»»

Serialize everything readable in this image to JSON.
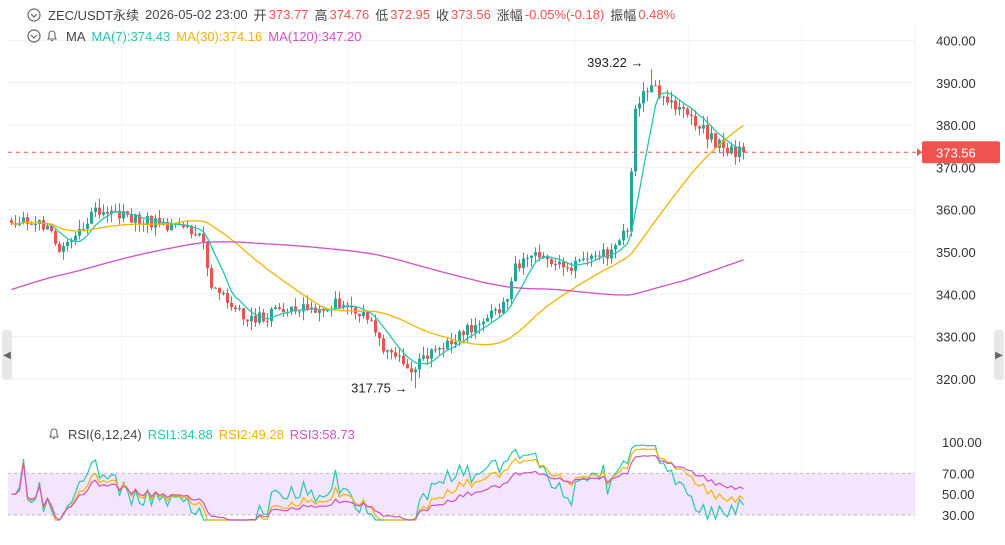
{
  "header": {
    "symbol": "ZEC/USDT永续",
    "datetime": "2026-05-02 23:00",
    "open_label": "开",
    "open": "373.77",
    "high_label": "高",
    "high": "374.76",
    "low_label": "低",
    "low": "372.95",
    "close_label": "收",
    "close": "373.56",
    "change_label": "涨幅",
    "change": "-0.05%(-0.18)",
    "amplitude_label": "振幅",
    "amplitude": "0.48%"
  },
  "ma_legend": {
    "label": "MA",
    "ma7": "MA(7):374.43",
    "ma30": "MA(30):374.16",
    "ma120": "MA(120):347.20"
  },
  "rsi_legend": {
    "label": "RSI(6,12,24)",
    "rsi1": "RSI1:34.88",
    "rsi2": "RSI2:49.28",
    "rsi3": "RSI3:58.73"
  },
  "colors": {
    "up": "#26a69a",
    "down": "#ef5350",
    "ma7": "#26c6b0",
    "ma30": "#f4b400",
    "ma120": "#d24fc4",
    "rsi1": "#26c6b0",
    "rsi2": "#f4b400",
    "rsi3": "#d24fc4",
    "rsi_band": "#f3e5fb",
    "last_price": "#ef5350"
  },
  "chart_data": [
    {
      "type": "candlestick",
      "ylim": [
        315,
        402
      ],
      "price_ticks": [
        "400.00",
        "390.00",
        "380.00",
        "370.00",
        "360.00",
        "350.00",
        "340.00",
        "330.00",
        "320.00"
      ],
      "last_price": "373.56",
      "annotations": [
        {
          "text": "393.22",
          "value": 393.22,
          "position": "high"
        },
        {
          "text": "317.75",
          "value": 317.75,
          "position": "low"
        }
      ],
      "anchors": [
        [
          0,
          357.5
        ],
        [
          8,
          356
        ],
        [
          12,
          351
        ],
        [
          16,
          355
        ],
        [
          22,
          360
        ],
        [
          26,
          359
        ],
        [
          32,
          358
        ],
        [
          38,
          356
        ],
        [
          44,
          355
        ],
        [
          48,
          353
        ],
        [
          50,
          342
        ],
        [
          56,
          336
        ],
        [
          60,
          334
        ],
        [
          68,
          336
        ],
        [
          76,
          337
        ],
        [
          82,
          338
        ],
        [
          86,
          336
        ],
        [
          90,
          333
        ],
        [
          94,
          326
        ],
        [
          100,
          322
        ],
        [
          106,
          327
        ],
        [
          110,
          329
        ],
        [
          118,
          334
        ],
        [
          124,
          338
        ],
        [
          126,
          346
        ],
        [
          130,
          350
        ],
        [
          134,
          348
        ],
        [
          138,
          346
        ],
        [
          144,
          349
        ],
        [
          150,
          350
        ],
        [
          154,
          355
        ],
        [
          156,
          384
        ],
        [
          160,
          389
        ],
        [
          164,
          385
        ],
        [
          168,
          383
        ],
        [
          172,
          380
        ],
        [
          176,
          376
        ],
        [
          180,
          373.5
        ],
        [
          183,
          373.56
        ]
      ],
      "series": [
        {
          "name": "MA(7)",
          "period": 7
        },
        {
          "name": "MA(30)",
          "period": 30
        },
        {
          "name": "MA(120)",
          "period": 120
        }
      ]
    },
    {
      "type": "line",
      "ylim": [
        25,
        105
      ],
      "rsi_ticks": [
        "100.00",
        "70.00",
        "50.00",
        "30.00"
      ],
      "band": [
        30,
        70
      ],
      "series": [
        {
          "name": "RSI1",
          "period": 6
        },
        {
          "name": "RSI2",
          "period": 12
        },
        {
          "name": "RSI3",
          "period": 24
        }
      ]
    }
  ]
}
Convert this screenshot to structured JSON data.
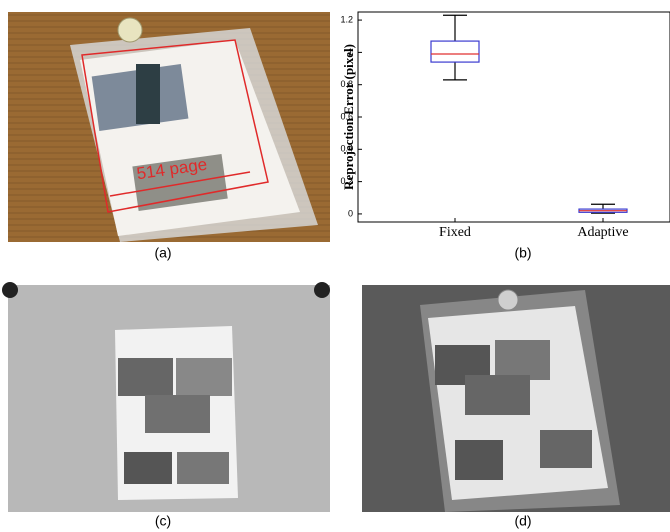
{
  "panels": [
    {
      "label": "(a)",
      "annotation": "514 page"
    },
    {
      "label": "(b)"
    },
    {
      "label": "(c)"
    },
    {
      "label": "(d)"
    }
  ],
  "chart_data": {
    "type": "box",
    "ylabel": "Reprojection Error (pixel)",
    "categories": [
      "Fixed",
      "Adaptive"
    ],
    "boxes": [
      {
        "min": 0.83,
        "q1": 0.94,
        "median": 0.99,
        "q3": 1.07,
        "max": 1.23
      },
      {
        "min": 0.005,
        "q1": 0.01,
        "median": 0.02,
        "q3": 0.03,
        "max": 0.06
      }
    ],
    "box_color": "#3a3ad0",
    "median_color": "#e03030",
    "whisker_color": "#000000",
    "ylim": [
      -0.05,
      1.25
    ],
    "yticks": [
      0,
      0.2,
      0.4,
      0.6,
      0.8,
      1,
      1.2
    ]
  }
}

««

The entries above should be reproduced exactly, without their pictures.

## Correct result
Serialize everything readable in this image to JSON.
{
  "header": {
    "symbol": "ZEC/USDT永续",
    "datetime": "2026-05-02 23:00",
    "open_label": "开",
    "open": "373.77",
    "high_label": "高",
    "high": "374.76",
    "low_label": "低",
    "low": "372.95",
    "close_label": "收",
    "close": "373.56",
    "change_label": "涨幅",
    "change": "-0.05%(-0.18)",
    "amplitude_label": "振幅",
    "amplitude": "0.48%"
  },
  "ma_legend": {
    "label": "MA",
    "ma7": "MA(7):374.43",
    "ma30": "MA(30):374.16",
    "ma120": "MA(120):347.20"
  },
  "rsi_legend": {
    "label": "RSI(6,12,24)",
    "rsi1": "RSI1:34.88",
    "rsi2": "RSI2:49.28",
    "rsi3": "RSI3:58.73"
  },
  "colors": {
    "up": "#26a69a",
    "down": "#ef5350",
    "ma7": "#26c6b0",
    "ma30": "#f4b400",
    "ma120": "#d24fc4",
    "rsi1": "#26c6b0",
    "rsi2": "#f4b400",
    "rsi3": "#d24fc4",
    "rsi_band": "#f3e5fb",
    "last_price": "#ef5350"
  },
  "chart_data": [
    {
      "type": "candlestick",
      "ylim": [
        315,
        402
      ],
      "price_ticks": [
        "400.00",
        "390.00",
        "380.00",
        "370.00",
        "360.00",
        "350.00",
        "340.00",
        "330.00",
        "320.00"
      ],
      "last_price": "373.56",
      "annotations": [
        {
          "text": "393.22",
          "value": 393.22,
          "position": "high"
        },
        {
          "text": "317.75",
          "value": 317.75,
          "position": "low"
        }
      ],
      "anchors": [
        [
          0,
          357.5
        ],
        [
          8,
          356
        ],
        [
          12,
          351
        ],
        [
          16,
          355
        ],
        [
          22,
          360
        ],
        [
          26,
          359
        ],
        [
          32,
          358
        ],
        [
          38,
          356
        ],
        [
          44,
          355
        ],
        [
          48,
          353
        ],
        [
          50,
          342
        ],
        [
          56,
          336
        ],
        [
          60,
          334
        ],
        [
          68,
          336
        ],
        [
          76,
          337
        ],
        [
          82,
          338
        ],
        [
          86,
          336
        ],
        [
          90,
          333
        ],
        [
          94,
          326
        ],
        [
          100,
          322
        ],
        [
          106,
          327
        ],
        [
          110,
          329
        ],
        [
          118,
          334
        ],
        [
          124,
          338
        ],
        [
          126,
          346
        ],
        [
          130,
          350
        ],
        [
          134,
          348
        ],
        [
          138,
          346
        ],
        [
          144,
          349
        ],
        [
          150,
          350
        ],
        [
          154,
          355
        ],
        [
          156,
          384
        ],
        [
          160,
          389
        ],
        [
          164,
          385
        ],
        [
          168,
          383
        ],
        [
          172,
          380
        ],
        [
          176,
          376
        ],
        [
          180,
          373.5
        ],
        [
          183,
          373.56
        ]
      ],
      "series": [
        {
          "name": "MA(7)",
          "period": 7
        },
        {
          "name": "MA(30)",
          "period": 30
        },
        {
          "name": "MA(120)",
          "period": 120
        }
      ]
    },
    {
      "type": "line",
      "ylim": [
        25,
        105
      ],
      "rsi_ticks": [
        "100.00",
        "70.00",
        "50.00",
        "30.00"
      ],
      "band": [
        30,
        70
      ],
      "series": [
        {
          "name": "RSI1",
          "period": 6
        },
        {
          "name": "RSI2",
          "period": 12
        },
        {
          "name": "RSI3",
          "period": 24
        }
      ]
    }
  ]
}
Convert this screenshot to structured JSON data.
{
  "panels": [
    {
      "label": "(a)",
      "annotation": "514 page"
    },
    {
      "label": "(b)"
    },
    {
      "label": "(c)"
    },
    {
      "label": "(d)"
    }
  ],
  "chart_data": {
    "type": "box",
    "ylabel": "Reprojection Error (pixel)",
    "categories": [
      "Fixed",
      "Adaptive"
    ],
    "boxes": [
      {
        "min": 0.83,
        "q1": 0.94,
        "median": 0.99,
        "q3": 1.07,
        "max": 1.23
      },
      {
        "min": 0.005,
        "q1": 0.01,
        "median": 0.02,
        "q3": 0.03,
        "max": 0.06
      }
    ],
    "box_color": "#3a3ad0",
    "median_color": "#e03030",
    "whisker_color": "#000000",
    "ylim": [
      -0.05,
      1.25
    ],
    "yticks": [
      0,
      0.2,
      0.4,
      0.6,
      0.8,
      1,
      1.2
    ]
  }
}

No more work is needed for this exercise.